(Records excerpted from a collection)
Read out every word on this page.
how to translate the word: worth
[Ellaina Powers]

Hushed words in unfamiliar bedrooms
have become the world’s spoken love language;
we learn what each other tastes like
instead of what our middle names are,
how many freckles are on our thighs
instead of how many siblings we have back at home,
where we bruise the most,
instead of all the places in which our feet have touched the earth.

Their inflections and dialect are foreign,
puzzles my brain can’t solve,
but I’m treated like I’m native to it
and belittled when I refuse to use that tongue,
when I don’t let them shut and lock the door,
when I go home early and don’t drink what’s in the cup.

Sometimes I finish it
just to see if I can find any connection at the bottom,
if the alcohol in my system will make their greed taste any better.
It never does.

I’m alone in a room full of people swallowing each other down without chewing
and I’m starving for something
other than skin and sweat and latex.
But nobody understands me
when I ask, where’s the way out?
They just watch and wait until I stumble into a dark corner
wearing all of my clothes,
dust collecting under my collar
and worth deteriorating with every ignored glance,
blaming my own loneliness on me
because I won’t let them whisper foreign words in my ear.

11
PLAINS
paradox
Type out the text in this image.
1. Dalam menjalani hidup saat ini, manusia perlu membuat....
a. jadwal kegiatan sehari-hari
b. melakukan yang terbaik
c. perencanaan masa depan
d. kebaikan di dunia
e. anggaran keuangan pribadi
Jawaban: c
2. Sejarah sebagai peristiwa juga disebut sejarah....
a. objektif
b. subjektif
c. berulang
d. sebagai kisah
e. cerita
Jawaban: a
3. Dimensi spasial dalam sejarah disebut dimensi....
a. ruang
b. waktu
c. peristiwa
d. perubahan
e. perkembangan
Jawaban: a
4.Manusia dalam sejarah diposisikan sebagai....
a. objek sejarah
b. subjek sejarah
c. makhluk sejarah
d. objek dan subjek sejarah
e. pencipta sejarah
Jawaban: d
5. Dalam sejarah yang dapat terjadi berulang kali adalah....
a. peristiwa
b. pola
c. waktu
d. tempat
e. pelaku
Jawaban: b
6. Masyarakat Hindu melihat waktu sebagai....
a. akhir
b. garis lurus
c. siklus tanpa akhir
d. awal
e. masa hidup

◆ Directive ◆
Look over the listing above. Pick out and copy every line that includes "each".

◆ Solution below ◆
we learn what each other tastes like
I’m alone in a room full of people swallowing each other down without chewing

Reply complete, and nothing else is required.